__RECORDS SHOWN__:

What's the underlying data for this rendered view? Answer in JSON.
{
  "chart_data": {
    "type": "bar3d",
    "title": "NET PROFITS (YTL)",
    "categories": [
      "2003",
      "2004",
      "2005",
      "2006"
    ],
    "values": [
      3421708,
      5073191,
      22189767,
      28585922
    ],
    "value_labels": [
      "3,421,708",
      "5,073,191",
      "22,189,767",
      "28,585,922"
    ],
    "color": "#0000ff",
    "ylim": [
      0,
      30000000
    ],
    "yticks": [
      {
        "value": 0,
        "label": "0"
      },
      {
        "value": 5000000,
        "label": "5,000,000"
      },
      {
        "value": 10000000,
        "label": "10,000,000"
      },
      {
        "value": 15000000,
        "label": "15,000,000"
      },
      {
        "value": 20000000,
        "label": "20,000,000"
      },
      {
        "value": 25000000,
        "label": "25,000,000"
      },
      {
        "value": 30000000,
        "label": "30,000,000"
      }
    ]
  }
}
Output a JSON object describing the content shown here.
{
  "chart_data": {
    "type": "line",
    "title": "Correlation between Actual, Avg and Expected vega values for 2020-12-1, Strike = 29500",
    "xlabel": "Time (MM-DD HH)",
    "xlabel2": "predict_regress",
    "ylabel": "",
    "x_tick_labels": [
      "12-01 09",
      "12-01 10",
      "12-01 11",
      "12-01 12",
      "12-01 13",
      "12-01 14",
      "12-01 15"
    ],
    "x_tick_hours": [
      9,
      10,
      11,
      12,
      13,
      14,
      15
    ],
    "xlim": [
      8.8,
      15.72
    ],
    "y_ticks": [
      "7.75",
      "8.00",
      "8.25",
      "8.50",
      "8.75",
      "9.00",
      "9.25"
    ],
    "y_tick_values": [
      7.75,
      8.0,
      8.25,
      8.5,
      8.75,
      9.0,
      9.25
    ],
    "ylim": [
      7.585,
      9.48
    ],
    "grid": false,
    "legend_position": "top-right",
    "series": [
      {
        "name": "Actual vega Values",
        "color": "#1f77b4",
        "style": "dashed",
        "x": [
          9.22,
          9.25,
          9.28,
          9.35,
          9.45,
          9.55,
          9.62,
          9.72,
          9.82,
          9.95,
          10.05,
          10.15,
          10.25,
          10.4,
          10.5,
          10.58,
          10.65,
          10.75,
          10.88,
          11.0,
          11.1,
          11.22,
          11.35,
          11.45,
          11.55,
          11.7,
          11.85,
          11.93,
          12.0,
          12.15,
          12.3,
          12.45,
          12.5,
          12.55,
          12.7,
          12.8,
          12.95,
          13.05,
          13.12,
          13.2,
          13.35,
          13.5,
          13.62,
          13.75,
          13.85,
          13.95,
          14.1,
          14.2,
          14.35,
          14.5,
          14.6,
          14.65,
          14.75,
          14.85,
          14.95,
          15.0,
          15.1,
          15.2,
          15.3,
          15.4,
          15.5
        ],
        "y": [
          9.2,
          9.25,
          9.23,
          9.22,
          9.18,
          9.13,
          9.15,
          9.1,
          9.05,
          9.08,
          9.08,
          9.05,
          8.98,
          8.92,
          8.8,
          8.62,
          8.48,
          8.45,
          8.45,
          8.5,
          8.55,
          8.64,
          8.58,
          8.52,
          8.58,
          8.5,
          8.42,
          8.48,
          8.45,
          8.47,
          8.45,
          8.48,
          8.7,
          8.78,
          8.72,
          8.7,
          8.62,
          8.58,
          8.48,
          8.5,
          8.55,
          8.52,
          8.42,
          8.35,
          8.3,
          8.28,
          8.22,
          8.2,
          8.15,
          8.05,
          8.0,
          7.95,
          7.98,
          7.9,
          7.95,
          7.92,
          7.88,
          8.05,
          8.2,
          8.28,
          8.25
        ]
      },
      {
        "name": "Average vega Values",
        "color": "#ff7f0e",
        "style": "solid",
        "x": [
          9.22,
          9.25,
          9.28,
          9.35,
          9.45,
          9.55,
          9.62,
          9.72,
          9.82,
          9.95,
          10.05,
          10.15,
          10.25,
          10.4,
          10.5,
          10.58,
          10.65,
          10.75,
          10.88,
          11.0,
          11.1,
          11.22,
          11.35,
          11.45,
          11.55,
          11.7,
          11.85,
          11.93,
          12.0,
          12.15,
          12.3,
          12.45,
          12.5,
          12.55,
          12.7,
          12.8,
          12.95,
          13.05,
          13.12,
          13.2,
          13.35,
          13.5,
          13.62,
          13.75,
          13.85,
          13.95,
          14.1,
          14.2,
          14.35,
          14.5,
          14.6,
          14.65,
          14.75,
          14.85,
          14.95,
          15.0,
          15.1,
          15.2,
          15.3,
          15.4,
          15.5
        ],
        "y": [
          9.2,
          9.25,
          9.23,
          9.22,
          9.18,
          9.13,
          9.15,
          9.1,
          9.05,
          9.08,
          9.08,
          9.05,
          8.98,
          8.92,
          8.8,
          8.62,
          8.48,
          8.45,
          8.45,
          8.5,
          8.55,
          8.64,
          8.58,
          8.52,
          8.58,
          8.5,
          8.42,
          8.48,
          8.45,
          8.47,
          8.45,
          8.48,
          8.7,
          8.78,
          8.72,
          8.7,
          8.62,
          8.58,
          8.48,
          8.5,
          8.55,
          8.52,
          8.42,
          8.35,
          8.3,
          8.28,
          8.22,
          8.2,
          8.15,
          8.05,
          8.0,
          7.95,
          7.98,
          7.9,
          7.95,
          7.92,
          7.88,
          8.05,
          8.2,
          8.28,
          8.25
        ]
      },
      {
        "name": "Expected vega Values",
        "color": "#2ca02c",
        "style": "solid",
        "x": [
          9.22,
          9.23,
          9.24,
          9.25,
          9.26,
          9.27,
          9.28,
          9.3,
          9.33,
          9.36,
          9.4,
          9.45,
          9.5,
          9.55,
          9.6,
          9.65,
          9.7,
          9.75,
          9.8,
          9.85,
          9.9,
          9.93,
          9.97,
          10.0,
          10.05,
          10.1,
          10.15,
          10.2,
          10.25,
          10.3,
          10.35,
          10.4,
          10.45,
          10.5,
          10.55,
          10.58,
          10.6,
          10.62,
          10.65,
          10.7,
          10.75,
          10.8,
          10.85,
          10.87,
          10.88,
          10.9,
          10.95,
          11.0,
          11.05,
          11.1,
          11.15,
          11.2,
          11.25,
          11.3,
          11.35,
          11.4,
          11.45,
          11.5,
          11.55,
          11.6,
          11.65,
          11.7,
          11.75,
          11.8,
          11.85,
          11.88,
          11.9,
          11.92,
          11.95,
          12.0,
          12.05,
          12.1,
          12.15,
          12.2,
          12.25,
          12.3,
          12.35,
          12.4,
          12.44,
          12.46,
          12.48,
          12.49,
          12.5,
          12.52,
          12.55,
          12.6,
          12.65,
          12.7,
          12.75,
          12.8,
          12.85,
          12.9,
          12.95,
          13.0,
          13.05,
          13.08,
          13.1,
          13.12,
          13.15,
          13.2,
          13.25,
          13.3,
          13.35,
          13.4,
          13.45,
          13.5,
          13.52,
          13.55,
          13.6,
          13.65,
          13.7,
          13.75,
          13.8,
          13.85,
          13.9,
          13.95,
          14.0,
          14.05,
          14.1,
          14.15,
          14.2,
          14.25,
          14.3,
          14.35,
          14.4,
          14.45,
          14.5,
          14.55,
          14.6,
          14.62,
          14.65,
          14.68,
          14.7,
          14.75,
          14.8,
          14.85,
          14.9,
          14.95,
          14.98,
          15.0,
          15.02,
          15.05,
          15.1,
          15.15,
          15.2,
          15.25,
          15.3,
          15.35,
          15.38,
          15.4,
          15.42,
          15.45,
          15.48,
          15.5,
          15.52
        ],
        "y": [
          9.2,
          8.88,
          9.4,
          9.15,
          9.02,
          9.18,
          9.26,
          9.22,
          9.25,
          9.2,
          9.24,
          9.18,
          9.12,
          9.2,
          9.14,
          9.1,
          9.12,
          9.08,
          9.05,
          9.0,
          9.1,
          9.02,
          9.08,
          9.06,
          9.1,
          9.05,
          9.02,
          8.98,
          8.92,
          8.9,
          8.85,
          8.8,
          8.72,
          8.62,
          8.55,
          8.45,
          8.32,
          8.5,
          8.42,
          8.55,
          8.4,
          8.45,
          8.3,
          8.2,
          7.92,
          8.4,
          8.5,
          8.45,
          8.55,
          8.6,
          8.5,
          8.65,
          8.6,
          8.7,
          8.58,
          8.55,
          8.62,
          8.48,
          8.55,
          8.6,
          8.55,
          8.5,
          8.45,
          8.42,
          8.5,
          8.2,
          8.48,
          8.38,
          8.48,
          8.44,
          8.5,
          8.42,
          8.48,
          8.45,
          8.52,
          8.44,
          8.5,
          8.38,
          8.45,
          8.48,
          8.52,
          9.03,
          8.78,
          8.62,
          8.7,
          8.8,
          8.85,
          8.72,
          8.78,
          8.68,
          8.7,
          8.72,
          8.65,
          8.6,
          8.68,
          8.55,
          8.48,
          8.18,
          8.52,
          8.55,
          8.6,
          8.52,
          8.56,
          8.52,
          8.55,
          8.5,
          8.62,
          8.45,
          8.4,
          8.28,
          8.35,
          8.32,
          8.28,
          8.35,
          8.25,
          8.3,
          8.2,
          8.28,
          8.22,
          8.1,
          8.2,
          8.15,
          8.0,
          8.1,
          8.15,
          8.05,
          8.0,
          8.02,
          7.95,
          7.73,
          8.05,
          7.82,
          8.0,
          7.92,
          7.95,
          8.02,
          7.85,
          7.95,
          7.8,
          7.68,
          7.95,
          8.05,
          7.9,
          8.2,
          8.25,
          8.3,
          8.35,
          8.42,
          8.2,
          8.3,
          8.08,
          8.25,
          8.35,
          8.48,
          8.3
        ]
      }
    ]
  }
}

__INSTRUCTIONS FOR THE TASK__: Examine the records and report how many lines contain the string "name". Only the number should be given.

__COMPLETE RESPONSE__: 3